---------- DATA PROVIDED ----------

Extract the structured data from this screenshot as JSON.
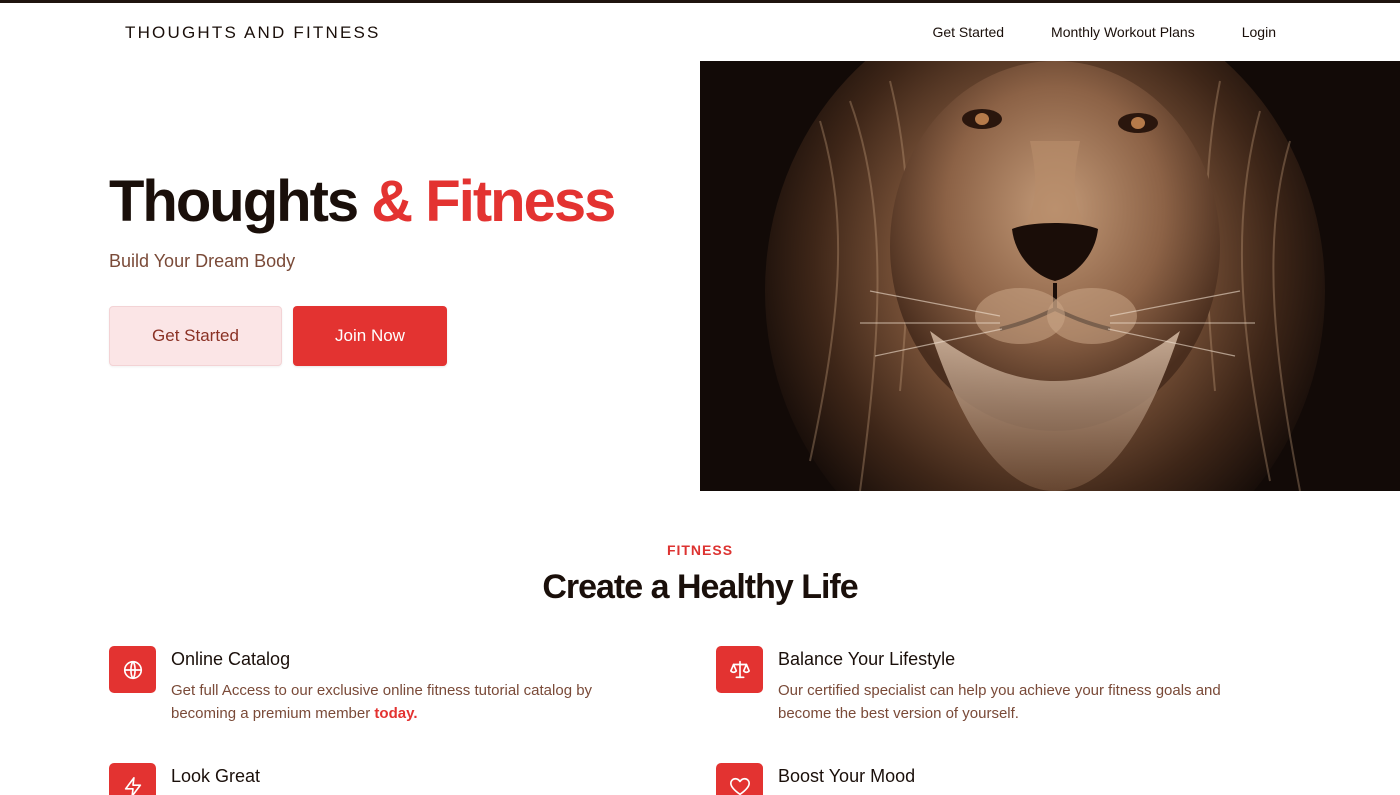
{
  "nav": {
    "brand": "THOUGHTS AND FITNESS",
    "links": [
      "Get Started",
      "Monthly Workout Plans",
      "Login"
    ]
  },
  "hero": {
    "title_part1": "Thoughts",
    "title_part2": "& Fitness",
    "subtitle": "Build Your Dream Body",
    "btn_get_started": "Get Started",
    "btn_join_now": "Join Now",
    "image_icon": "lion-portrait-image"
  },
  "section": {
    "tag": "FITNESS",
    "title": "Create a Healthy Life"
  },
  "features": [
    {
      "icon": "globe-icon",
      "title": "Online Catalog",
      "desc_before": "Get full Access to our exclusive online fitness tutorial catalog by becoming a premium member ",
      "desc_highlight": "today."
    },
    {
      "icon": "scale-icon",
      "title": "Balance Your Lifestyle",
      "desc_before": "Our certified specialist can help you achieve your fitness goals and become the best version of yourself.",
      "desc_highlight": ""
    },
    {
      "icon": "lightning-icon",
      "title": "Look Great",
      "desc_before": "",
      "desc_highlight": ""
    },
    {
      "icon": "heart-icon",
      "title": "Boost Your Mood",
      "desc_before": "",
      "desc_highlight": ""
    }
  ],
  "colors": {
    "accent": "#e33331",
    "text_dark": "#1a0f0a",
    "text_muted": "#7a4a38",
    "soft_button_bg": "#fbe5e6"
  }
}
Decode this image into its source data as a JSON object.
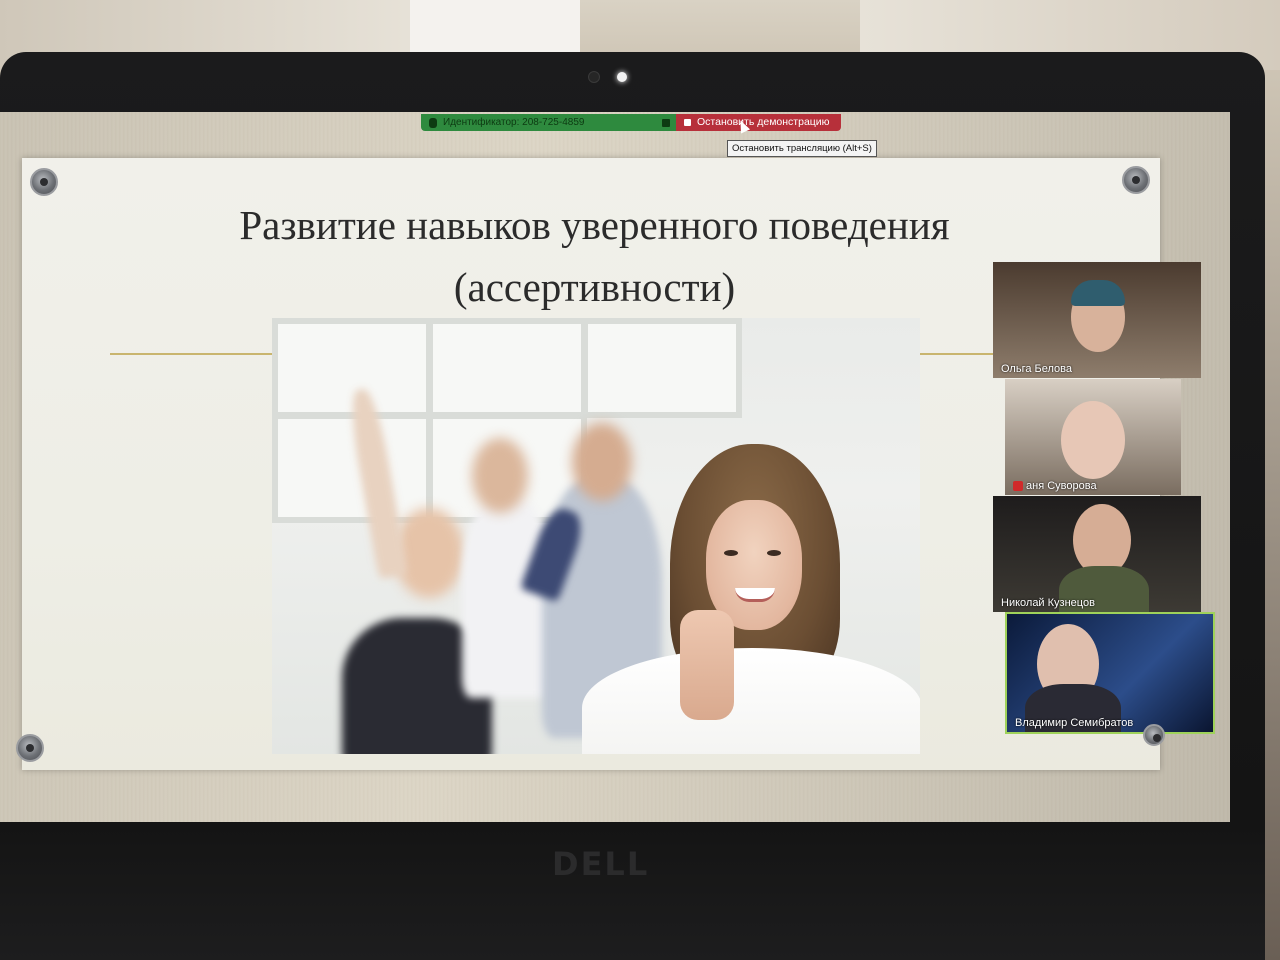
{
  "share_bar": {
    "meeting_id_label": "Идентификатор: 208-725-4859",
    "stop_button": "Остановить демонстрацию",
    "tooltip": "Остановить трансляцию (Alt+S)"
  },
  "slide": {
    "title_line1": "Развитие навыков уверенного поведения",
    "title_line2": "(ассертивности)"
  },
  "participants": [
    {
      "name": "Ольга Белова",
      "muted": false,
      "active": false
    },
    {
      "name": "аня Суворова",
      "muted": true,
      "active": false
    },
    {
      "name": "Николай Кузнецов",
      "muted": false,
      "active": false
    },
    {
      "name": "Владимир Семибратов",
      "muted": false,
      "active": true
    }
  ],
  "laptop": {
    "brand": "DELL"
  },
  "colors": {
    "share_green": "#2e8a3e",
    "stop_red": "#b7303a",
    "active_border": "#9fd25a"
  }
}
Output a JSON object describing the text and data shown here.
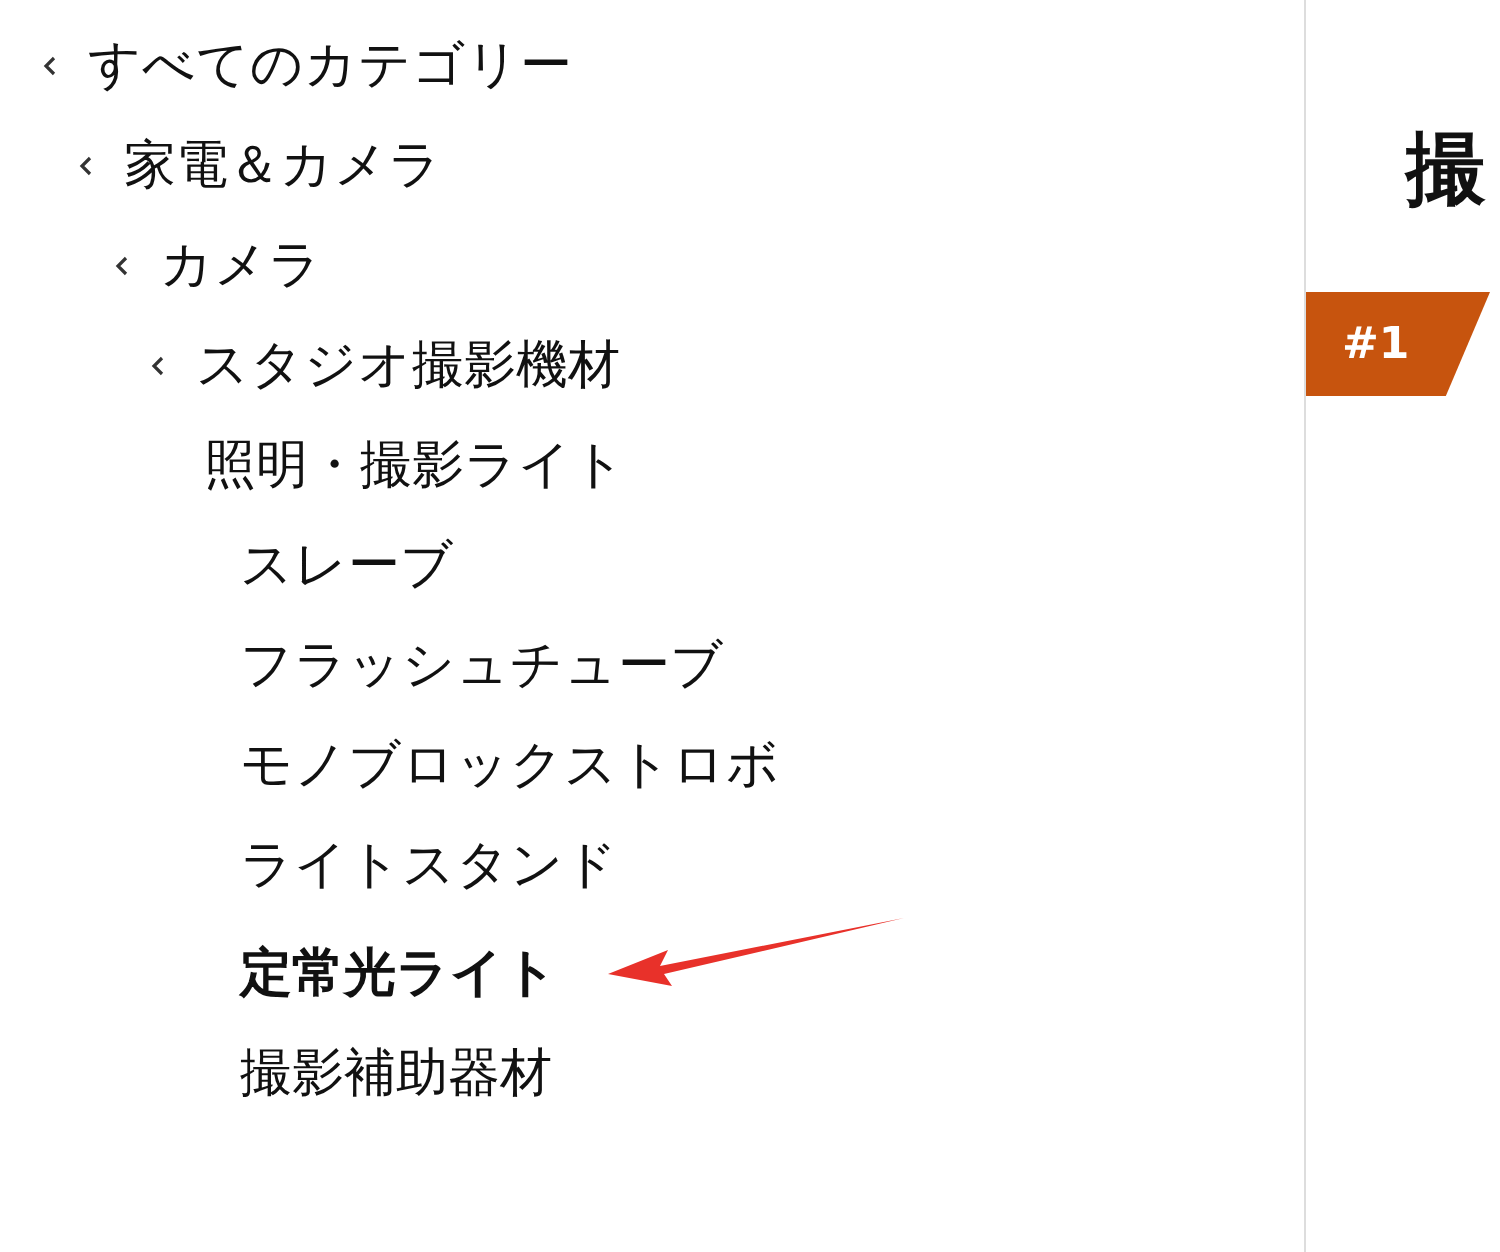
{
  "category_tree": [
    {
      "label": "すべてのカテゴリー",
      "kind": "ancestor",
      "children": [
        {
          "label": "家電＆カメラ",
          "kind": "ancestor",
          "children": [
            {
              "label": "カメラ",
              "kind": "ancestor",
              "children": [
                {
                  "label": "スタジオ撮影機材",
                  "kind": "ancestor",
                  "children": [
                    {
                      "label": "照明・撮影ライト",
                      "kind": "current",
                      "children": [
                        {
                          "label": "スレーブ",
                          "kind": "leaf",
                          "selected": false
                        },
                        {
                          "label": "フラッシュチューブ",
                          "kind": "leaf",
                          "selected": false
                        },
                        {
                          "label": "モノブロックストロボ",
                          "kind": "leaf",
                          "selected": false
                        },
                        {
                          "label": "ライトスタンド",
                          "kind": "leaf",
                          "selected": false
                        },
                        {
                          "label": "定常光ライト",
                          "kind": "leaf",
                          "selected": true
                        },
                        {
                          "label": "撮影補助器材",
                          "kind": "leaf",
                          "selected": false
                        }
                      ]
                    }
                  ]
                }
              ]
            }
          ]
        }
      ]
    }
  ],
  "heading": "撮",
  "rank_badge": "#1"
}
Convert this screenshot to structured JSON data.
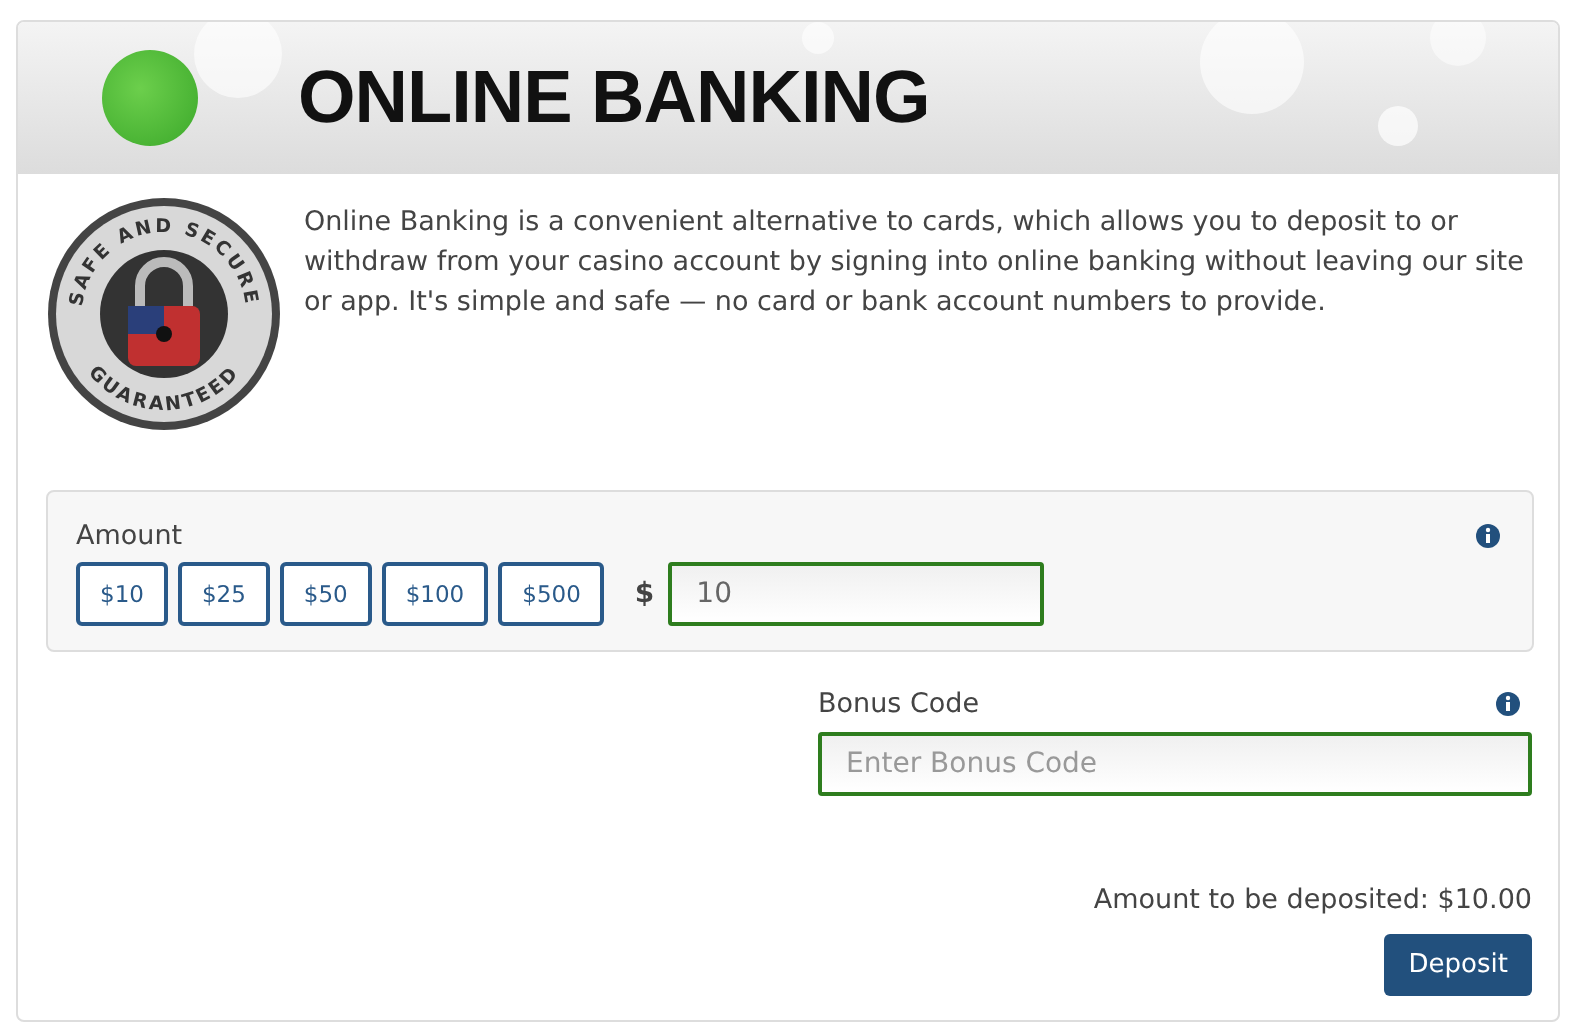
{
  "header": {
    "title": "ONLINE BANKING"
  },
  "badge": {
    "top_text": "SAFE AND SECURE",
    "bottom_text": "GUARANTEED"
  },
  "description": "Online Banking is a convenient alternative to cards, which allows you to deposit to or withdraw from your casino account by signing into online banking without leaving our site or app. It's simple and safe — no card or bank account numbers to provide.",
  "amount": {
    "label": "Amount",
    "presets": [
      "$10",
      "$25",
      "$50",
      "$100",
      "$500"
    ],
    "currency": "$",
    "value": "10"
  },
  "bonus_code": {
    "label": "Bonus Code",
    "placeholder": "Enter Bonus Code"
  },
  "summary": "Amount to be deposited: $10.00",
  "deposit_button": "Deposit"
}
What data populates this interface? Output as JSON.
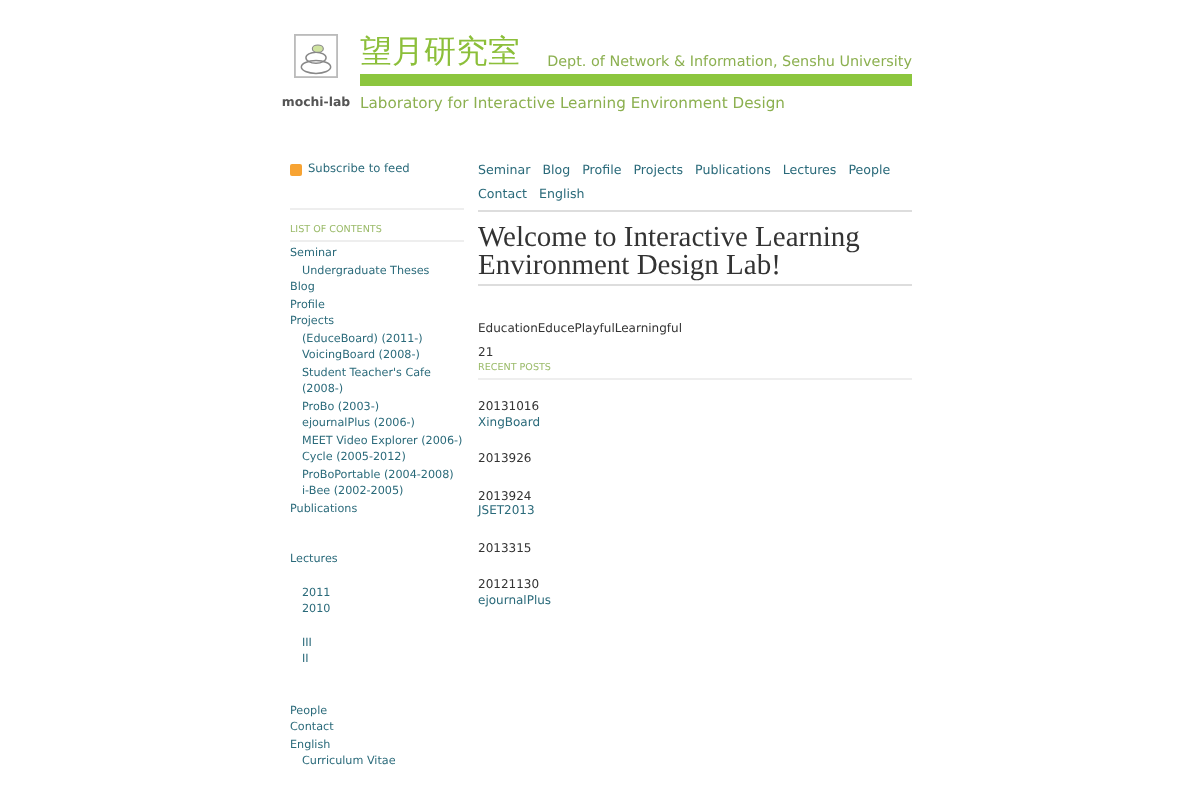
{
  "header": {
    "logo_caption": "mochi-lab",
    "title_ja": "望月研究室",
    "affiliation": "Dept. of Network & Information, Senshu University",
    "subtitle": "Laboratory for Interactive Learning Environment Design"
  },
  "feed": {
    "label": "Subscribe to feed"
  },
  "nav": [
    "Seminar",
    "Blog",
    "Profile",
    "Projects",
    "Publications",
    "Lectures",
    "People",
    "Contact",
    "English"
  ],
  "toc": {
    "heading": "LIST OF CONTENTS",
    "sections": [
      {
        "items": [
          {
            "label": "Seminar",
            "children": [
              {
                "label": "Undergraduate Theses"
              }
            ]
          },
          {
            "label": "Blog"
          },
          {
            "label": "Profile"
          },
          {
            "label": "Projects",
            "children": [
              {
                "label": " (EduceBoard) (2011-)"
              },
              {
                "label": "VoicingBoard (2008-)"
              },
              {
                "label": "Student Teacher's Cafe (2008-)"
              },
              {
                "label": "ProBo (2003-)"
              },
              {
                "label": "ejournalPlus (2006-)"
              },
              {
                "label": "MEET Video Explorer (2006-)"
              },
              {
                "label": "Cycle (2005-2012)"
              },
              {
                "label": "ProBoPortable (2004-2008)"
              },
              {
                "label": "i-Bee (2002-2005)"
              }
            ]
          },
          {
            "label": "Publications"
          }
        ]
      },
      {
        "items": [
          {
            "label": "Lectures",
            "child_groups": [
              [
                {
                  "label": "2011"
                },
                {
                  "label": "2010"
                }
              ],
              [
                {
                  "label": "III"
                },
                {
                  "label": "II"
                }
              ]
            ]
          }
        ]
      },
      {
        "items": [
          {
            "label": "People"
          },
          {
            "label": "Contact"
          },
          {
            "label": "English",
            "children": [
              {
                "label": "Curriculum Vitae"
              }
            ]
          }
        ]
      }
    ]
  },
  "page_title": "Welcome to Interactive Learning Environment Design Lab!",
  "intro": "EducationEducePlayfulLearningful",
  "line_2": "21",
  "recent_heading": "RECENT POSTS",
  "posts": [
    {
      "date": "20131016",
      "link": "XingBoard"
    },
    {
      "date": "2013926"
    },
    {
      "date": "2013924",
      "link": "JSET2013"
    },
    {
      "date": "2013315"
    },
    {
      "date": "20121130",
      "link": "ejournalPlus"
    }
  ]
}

----------

## [TASK GOAL]
Where a line of the records above holds the word "image", copy that line.

## [RESPONSE]
    "image_icon": "lion-portrait-image"
Decode this image into its source data as a JSON object.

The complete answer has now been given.